> [Written request]: Transcribe the records below exactly as they appear, omitting any pictures.

> [Dataset records]:
(begin)
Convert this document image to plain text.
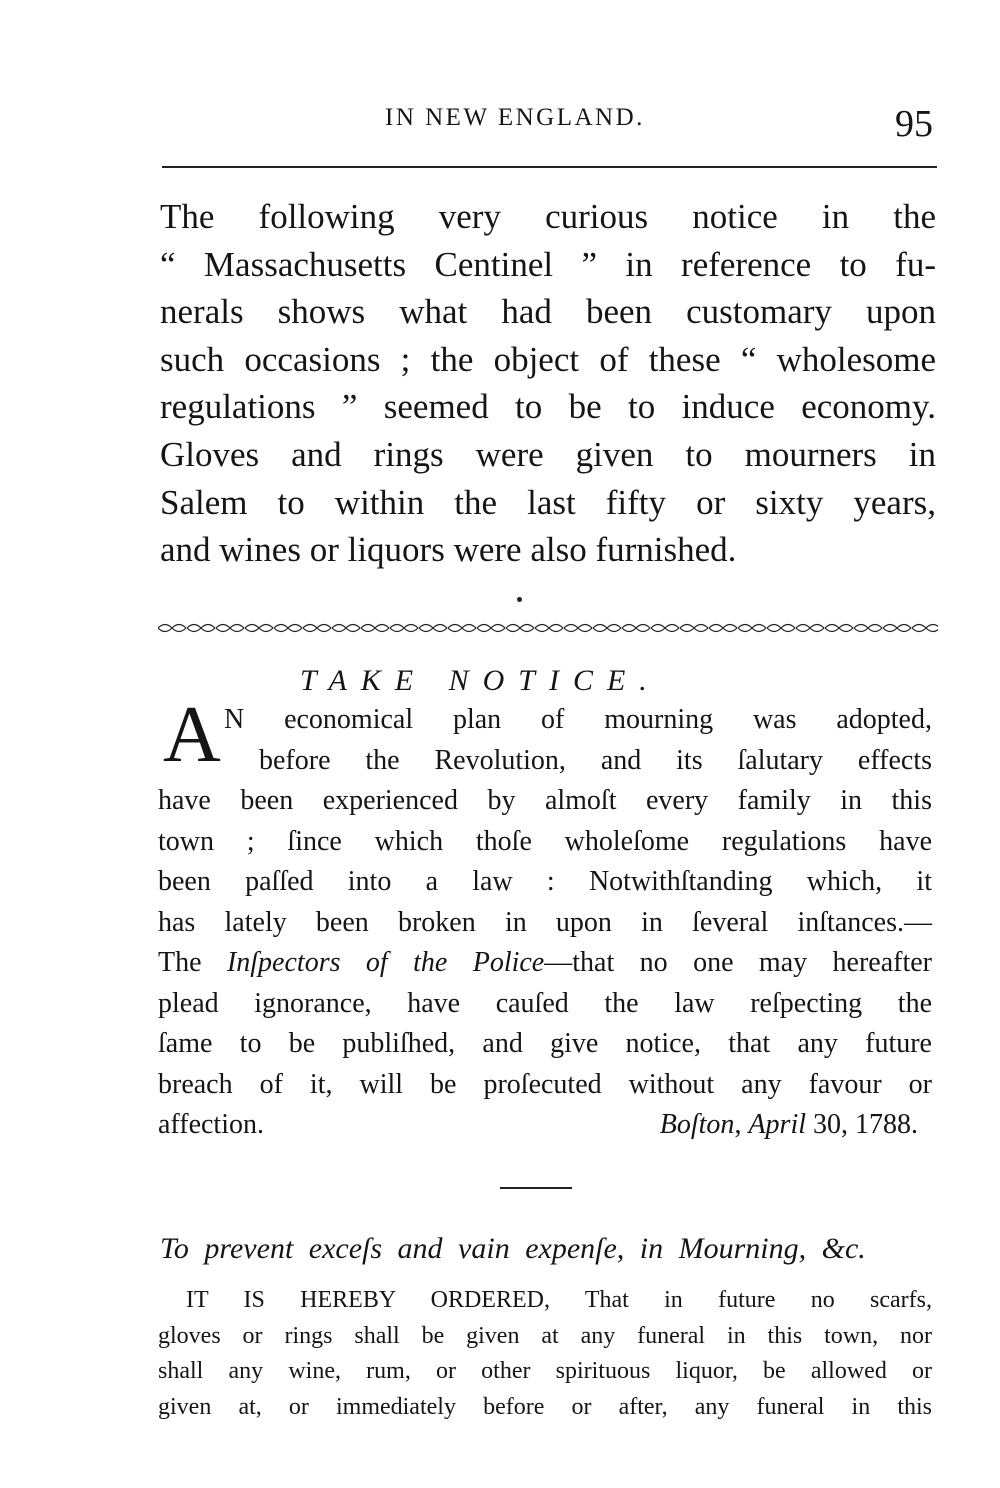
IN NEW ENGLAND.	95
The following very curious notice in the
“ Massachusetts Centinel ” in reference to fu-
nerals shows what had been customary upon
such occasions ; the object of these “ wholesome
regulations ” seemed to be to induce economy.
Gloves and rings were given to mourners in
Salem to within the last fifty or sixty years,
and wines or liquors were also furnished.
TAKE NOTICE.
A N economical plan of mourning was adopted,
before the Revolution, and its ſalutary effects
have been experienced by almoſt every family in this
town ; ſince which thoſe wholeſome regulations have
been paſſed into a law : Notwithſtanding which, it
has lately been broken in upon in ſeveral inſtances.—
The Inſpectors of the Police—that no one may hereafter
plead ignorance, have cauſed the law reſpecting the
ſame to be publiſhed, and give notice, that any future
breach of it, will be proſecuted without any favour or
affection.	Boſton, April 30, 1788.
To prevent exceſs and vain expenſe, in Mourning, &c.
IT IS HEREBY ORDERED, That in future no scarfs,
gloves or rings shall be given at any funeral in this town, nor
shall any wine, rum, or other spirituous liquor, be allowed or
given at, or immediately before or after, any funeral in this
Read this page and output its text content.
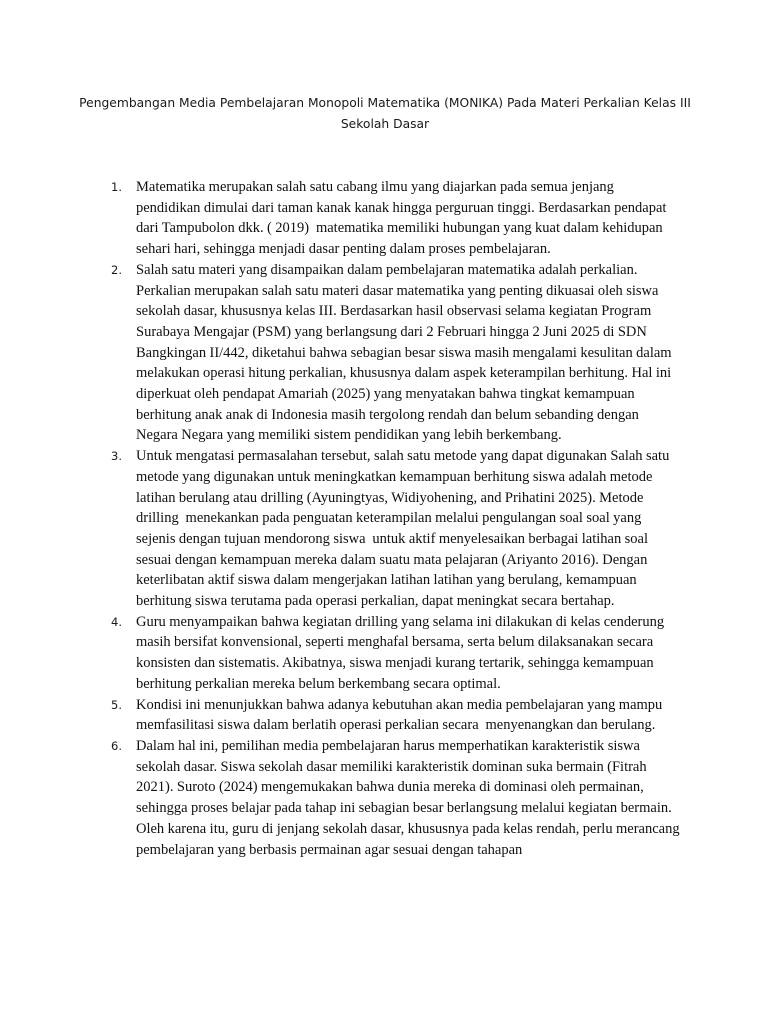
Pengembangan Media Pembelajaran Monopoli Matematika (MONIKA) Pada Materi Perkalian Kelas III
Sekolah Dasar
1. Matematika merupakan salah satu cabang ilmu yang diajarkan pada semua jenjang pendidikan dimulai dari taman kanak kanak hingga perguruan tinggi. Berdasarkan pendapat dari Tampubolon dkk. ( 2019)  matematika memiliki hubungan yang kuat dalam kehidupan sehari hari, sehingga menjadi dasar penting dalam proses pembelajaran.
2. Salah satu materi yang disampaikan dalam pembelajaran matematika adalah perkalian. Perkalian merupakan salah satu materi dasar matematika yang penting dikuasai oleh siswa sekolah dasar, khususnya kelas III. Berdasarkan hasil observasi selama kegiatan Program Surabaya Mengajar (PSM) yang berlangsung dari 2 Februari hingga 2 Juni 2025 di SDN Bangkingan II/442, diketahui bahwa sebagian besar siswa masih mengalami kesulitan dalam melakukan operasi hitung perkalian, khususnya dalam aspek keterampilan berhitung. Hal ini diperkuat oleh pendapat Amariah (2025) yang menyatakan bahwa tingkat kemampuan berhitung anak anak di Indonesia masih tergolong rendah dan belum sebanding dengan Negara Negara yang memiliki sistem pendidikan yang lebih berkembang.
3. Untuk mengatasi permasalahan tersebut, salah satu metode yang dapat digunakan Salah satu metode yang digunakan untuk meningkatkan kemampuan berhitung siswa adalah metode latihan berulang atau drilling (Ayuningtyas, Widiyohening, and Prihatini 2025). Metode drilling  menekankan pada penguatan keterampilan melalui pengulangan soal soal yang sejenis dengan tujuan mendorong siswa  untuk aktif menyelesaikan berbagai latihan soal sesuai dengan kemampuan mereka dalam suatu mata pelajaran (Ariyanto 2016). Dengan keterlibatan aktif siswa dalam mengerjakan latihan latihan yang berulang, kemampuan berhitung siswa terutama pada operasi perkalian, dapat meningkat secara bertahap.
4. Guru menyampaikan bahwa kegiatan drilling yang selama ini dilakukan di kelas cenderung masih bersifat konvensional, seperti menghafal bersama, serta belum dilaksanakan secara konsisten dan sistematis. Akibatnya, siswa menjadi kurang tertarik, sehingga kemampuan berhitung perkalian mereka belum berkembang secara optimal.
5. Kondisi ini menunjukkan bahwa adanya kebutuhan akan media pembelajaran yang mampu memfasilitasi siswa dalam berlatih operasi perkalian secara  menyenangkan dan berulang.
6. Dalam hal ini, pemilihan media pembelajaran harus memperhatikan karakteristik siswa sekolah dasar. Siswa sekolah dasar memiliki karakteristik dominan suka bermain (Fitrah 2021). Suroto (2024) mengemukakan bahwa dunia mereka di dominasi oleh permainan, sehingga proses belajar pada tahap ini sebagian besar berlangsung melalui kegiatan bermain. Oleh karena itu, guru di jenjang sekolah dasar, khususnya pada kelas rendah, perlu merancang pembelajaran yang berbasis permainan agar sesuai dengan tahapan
(end)
> [Final answer]:
Convert this document image to plain text.
IN NEW ENGLAND.	95
The following very curious notice in the
“ Massachusetts Centinel ” in reference to fu-
nerals shows what had been customary upon
such occasions ; the object of these “ wholesome
regulations ” seemed to be to induce economy.
Gloves and rings were given to mourners in
Salem to within the last fifty or sixty years,
and wines or liquors were also furnished.
TAKE NOTICE.
A N economical plan of mourning was adopted,
before the Revolution, and its ſalutary effects
have been experienced by almoſt every family in this
town ; ſince which thoſe wholeſome regulations have
been paſſed into a law : Notwithſtanding which, it
has lately been broken in upon in ſeveral inſtances.—
The Inſpectors of the Police—that no one may hereafter
plead ignorance, have cauſed the law reſpecting the
ſame to be publiſhed, and give notice, that any future
breach of it, will be proſecuted without any favour or
affection.	Boſton, April 30, 1788.
To prevent exceſs and vain expenſe, in Mourning, &c.
IT IS HEREBY ORDERED, That in future no scarfs,
gloves or rings shall be given at any funeral in this town, nor
shall any wine, rum, or other spirituous liquor, be allowed or
given at, or immediately before or after, any funeral in this
Read this page and output its text content.
Pengembangan Media Pembelajaran Monopoli Matematika (MONIKA) Pada Materi Perkalian Kelas III
Sekolah Dasar
1. Matematika merupakan salah satu cabang ilmu yang diajarkan pada semua jenjang pendidikan dimulai dari taman kanak kanak hingga perguruan tinggi. Berdasarkan pendapat dari Tampubolon dkk. ( 2019)  matematika memiliki hubungan yang kuat dalam kehidupan sehari hari, sehingga menjadi dasar penting dalam proses pembelajaran.
2. Salah satu materi yang disampaikan dalam pembelajaran matematika adalah perkalian. Perkalian merupakan salah satu materi dasar matematika yang penting dikuasai oleh siswa sekolah dasar, khususnya kelas III. Berdasarkan hasil observasi selama kegiatan Program Surabaya Mengajar (PSM) yang berlangsung dari 2 Februari hingga 2 Juni 2025 di SDN Bangkingan II/442, diketahui bahwa sebagian besar siswa masih mengalami kesulitan dalam melakukan operasi hitung perkalian, khususnya dalam aspek keterampilan berhitung. Hal ini diperkuat oleh pendapat Amariah (2025) yang menyatakan bahwa tingkat kemampuan berhitung anak anak di Indonesia masih tergolong rendah dan belum sebanding dengan Negara Negara yang memiliki sistem pendidikan yang lebih berkembang.
3. Untuk mengatasi permasalahan tersebut, salah satu metode yang dapat digunakan Salah satu metode yang digunakan untuk meningkatkan kemampuan berhitung siswa adalah metode latihan berulang atau drilling (Ayuningtyas, Widiyohening, and Prihatini 2025). Metode drilling  menekankan pada penguatan keterampilan melalui pengulangan soal soal yang sejenis dengan tujuan mendorong siswa  untuk aktif menyelesaikan berbagai latihan soal sesuai dengan kemampuan mereka dalam suatu mata pelajaran (Ariyanto 2016). Dengan keterlibatan aktif siswa dalam mengerjakan latihan latihan yang berulang, kemampuan berhitung siswa terutama pada operasi perkalian, dapat meningkat secara bertahap.
4. Guru menyampaikan bahwa kegiatan drilling yang selama ini dilakukan di kelas cenderung masih bersifat konvensional, seperti menghafal bersama, serta belum dilaksanakan secara konsisten dan sistematis. Akibatnya, siswa menjadi kurang tertarik, sehingga kemampuan berhitung perkalian mereka belum berkembang secara optimal.
5. Kondisi ini menunjukkan bahwa adanya kebutuhan akan media pembelajaran yang mampu memfasilitasi siswa dalam berlatih operasi perkalian secara  menyenangkan dan berulang.
6. Dalam hal ini, pemilihan media pembelajaran harus memperhatikan karakteristik siswa sekolah dasar. Siswa sekolah dasar memiliki karakteristik dominan suka bermain (Fitrah 2021). Suroto (2024) mengemukakan bahwa dunia mereka di dominasi oleh permainan, sehingga proses belajar pada tahap ini sebagian besar berlangsung melalui kegiatan bermain. Oleh karena itu, guru di jenjang sekolah dasar, khususnya pada kelas rendah, perlu merancang pembelajaran yang berbasis permainan agar sesuai dengan tahapan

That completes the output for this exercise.